-- Set exercise --
Where the word "Title" occurs in a line, return that line.

**** Stored rows ****

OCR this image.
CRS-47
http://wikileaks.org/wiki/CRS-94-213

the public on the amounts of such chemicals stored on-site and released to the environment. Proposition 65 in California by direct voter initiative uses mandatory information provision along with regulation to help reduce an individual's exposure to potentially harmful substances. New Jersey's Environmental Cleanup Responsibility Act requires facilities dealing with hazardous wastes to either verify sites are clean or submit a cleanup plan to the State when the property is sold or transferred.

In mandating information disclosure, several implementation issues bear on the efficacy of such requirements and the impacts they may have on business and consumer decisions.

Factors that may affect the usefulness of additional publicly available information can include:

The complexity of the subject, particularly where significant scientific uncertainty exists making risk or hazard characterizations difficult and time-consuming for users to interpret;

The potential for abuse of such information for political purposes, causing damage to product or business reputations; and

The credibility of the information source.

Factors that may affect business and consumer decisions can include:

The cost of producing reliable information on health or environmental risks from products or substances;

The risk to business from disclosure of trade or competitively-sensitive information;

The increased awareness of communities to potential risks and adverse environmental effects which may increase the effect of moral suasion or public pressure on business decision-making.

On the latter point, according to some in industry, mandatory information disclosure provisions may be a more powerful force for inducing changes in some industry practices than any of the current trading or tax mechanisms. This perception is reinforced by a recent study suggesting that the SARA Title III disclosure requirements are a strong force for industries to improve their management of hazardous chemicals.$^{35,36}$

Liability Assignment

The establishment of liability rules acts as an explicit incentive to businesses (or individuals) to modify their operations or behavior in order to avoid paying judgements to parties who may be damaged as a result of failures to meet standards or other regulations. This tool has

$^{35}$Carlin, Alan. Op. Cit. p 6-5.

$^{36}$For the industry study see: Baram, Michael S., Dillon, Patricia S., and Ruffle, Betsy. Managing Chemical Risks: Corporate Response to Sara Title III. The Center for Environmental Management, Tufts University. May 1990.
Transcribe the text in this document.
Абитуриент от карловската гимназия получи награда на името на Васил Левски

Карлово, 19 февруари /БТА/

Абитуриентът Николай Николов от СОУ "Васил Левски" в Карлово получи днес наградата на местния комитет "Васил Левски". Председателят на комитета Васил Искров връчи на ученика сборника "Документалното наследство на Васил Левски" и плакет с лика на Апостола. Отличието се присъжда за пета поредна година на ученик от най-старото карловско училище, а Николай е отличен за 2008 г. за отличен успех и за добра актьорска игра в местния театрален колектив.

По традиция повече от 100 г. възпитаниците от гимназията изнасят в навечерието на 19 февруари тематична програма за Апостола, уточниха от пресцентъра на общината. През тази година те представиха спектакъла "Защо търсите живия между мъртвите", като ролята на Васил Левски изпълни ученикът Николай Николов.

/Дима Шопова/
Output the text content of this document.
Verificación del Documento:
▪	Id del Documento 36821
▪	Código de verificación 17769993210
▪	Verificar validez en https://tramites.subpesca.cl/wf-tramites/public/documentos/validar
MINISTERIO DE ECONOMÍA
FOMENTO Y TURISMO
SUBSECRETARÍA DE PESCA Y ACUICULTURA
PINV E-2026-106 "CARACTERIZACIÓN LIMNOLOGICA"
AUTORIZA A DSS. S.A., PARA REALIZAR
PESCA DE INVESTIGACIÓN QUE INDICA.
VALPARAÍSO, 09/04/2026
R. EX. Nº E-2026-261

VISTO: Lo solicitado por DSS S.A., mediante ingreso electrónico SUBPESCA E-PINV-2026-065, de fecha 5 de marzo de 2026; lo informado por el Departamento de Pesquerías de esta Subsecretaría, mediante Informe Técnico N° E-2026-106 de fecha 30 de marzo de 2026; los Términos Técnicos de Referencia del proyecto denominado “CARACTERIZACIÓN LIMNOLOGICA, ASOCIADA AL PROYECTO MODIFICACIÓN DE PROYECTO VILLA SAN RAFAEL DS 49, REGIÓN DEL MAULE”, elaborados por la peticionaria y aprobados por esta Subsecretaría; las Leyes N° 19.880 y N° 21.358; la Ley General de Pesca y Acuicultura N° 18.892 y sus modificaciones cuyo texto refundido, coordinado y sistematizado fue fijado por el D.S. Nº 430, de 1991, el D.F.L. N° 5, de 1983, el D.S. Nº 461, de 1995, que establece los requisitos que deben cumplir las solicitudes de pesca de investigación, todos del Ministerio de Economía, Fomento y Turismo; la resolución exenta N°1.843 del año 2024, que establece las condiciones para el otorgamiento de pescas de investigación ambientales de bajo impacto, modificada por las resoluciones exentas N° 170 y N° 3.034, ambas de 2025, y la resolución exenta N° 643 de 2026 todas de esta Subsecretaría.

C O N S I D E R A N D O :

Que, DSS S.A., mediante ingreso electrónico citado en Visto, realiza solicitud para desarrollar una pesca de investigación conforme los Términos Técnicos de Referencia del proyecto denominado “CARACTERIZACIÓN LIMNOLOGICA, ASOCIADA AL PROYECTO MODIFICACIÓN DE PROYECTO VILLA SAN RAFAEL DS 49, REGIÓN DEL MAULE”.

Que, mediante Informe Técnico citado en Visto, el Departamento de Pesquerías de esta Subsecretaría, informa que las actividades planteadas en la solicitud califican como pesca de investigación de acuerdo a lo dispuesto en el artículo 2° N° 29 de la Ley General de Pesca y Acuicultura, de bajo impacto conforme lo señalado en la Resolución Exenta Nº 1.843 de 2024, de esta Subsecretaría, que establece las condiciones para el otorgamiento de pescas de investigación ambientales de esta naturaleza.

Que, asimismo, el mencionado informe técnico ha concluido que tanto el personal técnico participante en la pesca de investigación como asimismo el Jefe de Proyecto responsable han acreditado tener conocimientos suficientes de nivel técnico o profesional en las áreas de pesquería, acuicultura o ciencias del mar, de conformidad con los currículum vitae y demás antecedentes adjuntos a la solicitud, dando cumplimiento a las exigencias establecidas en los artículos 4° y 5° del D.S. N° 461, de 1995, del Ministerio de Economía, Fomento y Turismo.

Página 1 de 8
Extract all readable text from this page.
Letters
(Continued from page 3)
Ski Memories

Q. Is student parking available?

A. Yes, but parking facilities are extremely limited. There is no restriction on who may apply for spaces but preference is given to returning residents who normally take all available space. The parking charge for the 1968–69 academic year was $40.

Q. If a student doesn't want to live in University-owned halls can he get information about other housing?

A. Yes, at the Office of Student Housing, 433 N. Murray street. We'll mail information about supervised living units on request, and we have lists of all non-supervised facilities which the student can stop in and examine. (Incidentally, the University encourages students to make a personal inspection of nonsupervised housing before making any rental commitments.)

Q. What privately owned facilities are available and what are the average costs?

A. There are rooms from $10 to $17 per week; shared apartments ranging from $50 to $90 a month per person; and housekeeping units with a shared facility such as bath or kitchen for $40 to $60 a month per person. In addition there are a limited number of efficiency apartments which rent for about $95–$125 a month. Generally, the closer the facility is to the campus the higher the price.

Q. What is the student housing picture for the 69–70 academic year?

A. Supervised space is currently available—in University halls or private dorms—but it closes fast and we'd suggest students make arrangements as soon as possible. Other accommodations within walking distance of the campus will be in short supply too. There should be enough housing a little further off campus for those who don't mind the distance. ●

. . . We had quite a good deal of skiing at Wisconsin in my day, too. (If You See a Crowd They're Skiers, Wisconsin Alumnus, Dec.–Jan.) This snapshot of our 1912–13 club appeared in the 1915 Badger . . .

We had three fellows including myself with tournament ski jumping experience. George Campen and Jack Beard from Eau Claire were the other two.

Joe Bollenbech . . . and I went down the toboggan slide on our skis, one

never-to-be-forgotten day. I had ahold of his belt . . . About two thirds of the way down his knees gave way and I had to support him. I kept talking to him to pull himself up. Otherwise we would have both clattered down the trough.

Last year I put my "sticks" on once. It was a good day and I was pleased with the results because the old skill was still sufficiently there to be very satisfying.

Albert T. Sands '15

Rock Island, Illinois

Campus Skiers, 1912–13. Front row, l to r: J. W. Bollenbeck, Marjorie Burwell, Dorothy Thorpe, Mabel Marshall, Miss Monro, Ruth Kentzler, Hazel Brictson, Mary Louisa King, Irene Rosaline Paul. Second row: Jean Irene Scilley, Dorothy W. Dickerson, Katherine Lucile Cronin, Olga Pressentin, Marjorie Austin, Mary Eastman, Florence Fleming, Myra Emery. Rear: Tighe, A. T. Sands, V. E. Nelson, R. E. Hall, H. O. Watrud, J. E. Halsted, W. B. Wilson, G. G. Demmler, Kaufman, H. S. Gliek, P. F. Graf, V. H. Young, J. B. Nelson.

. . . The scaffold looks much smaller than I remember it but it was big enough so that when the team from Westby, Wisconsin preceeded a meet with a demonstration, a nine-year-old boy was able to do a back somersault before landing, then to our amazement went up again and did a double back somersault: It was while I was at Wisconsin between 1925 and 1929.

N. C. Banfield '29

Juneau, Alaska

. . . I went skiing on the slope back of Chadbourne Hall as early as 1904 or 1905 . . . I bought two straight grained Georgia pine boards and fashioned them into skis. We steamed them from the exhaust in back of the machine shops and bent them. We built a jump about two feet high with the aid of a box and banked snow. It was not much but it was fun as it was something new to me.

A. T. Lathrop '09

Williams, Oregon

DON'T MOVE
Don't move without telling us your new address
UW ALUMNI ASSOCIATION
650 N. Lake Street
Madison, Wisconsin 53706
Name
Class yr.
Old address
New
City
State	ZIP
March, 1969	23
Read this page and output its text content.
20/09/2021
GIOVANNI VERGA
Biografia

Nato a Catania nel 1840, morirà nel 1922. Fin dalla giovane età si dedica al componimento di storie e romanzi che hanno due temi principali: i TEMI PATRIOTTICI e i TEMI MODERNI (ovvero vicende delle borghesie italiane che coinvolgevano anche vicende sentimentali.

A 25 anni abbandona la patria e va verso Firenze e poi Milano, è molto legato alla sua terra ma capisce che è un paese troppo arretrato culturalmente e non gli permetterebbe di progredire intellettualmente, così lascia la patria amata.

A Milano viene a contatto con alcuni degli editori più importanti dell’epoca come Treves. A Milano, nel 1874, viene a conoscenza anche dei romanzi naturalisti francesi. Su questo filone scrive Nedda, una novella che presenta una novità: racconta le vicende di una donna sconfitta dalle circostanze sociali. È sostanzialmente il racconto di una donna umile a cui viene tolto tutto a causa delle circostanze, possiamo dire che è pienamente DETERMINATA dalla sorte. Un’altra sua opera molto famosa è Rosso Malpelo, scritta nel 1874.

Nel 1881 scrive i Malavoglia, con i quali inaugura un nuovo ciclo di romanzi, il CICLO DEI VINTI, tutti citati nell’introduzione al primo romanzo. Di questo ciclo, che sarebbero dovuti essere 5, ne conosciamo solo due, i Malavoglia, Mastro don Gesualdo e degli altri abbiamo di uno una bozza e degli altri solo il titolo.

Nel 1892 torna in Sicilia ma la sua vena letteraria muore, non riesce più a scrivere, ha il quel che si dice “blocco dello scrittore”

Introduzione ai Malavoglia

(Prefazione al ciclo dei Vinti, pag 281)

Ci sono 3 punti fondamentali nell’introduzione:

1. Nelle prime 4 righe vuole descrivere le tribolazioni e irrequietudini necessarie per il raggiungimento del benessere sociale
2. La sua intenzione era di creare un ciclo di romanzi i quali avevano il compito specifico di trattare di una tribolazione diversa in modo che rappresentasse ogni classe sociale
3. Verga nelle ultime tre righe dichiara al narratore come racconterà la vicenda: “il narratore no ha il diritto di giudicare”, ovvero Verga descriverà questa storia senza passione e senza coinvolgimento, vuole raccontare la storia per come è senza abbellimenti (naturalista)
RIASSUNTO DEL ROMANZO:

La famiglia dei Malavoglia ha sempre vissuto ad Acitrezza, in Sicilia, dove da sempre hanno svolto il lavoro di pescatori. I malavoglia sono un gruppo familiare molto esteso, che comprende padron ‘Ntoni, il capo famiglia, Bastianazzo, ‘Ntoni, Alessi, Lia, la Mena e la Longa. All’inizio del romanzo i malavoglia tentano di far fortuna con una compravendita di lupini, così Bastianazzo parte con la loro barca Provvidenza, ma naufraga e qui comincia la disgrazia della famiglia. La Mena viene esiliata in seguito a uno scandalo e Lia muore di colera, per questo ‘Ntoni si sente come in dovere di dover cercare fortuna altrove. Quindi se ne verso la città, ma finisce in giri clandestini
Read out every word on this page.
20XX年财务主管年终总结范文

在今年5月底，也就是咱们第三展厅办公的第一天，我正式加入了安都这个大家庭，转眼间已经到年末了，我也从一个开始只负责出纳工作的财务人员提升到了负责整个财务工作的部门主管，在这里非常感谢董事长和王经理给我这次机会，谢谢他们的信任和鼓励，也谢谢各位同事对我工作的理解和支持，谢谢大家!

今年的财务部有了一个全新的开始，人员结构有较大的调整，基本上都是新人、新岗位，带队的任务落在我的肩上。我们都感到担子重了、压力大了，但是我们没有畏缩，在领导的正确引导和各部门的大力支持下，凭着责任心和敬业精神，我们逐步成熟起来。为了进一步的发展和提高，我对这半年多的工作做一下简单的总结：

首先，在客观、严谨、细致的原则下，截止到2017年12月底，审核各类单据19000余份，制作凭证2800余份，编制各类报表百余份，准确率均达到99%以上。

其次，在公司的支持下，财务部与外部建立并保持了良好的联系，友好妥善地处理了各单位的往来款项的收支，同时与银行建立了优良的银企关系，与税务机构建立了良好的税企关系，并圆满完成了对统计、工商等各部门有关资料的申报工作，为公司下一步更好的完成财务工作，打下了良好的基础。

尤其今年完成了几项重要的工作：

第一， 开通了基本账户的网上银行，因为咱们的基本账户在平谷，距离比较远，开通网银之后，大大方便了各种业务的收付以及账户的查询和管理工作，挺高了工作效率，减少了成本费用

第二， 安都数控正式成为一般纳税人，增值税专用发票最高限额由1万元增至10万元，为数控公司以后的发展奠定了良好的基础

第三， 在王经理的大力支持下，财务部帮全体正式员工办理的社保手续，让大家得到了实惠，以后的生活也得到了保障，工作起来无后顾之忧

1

****

-- Finished answer --
On the latter point, according to some in industry, mandatory information disclosure provisions may be a more powerful force for inducing changes in some industry practices than any of the current trading or tax mechanisms. This perception is reinforced by a recent study suggesting that the SARA Title III disclosure requirements are a strong force for industries to improve their management of hazardous chemicals.$^{35,36}$
$^{36}$For the industry study see: Baram, Michael S., Dillon, Patricia S., and Ruffle, Betsy. Managing Chemical Risks: Corporate Response to Sara Title III. The Center for Environmental Management, Tufts University. May 1990.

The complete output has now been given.